» Exercise:
Give the number of lines that contain the string "installasjoner", please, and nothing else.

» Records for this task:
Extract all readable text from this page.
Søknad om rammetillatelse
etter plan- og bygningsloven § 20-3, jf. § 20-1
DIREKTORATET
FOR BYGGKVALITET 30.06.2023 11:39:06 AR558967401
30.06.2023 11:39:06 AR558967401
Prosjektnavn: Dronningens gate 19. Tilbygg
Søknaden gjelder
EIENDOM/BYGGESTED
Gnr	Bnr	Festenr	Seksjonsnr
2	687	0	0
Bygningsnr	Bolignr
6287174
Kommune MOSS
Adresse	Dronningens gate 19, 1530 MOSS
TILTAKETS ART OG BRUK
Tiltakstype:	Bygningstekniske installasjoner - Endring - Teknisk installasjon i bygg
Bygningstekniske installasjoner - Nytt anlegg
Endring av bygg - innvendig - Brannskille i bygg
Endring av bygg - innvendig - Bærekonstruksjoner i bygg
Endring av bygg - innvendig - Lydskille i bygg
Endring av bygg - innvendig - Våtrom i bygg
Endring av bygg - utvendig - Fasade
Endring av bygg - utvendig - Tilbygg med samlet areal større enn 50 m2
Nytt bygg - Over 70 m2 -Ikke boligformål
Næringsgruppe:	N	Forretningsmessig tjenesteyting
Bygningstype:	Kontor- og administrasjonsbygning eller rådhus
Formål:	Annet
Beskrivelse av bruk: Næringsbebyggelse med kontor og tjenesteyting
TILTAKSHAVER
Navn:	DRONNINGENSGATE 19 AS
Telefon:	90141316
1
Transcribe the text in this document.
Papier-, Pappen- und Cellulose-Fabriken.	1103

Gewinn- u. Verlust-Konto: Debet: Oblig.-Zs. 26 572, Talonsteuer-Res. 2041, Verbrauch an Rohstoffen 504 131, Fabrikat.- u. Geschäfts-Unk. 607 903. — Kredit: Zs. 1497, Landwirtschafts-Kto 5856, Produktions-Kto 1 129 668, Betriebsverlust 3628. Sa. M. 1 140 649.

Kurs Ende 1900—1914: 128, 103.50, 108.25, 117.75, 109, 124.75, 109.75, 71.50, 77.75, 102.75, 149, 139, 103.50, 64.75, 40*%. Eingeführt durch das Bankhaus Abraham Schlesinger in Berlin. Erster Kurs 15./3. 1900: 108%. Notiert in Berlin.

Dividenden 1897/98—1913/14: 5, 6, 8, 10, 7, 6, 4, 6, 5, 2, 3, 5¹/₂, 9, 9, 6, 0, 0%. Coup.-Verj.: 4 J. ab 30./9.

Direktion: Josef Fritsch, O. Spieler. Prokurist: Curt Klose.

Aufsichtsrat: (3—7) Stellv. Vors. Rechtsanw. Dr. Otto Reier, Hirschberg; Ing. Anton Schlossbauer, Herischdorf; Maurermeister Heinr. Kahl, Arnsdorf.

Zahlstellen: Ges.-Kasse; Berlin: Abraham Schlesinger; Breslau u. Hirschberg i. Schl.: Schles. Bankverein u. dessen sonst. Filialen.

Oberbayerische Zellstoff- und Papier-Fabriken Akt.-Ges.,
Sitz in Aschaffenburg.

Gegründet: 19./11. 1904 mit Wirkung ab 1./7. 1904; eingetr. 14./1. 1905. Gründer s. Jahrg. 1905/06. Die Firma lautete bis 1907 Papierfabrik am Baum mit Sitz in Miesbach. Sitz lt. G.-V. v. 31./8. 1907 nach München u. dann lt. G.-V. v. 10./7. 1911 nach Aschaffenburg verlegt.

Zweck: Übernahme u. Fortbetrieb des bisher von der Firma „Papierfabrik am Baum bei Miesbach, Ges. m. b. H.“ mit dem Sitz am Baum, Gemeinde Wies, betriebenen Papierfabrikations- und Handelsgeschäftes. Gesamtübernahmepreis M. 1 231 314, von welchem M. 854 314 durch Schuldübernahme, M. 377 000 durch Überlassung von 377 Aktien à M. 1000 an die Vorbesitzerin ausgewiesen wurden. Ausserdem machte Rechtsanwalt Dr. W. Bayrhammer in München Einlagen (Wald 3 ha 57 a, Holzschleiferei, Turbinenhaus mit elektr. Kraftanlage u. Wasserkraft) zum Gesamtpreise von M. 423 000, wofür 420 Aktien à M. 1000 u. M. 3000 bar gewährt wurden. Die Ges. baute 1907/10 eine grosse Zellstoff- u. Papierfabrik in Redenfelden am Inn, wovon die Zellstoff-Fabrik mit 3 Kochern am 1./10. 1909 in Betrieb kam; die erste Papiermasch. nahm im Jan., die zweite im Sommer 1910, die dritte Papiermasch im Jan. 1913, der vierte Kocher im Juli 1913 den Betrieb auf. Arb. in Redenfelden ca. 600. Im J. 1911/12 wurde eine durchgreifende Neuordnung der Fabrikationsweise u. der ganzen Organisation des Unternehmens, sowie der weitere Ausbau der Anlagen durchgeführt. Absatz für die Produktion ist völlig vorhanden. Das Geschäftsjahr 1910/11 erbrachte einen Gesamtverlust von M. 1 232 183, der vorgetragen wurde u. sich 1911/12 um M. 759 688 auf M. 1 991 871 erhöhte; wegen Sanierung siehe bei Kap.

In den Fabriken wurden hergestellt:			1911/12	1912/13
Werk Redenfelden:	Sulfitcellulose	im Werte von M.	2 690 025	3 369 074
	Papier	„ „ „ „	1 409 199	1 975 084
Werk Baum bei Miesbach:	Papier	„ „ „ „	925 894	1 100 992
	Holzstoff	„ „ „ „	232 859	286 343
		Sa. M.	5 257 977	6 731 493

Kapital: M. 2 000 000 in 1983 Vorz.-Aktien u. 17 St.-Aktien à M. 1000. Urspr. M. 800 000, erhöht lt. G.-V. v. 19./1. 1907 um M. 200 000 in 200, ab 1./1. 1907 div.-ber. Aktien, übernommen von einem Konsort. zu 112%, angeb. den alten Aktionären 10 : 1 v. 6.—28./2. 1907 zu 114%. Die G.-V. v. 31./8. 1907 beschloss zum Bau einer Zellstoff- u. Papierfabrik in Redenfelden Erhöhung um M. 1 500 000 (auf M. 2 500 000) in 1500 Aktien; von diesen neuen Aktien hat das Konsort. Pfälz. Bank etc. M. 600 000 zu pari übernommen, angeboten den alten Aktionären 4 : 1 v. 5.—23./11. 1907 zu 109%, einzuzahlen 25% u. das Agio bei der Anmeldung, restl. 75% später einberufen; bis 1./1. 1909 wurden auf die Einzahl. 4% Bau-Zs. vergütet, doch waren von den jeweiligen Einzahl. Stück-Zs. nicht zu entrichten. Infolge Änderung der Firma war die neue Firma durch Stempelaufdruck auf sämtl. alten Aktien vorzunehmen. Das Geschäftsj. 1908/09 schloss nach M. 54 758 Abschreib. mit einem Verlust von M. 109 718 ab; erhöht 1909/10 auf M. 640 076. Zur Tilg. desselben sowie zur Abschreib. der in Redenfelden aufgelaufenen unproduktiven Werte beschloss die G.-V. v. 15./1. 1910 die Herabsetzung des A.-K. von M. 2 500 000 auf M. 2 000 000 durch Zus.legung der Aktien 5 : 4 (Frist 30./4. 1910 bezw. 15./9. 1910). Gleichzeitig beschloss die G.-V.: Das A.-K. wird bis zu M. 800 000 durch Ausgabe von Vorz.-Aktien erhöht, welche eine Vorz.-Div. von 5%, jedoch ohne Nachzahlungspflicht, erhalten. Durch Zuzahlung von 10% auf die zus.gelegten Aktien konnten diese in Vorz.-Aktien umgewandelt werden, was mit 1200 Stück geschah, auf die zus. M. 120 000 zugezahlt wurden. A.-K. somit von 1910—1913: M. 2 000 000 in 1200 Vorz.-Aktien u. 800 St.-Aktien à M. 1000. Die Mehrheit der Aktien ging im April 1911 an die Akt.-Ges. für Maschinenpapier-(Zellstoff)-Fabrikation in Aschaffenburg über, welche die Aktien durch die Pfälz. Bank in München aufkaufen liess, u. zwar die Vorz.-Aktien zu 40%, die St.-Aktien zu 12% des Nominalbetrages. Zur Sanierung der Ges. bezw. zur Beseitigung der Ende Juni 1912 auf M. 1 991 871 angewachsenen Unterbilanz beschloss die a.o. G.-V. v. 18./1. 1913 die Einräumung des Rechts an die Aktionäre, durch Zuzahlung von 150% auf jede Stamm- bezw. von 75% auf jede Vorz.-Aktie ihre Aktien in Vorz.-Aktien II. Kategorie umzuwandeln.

» Task response:
2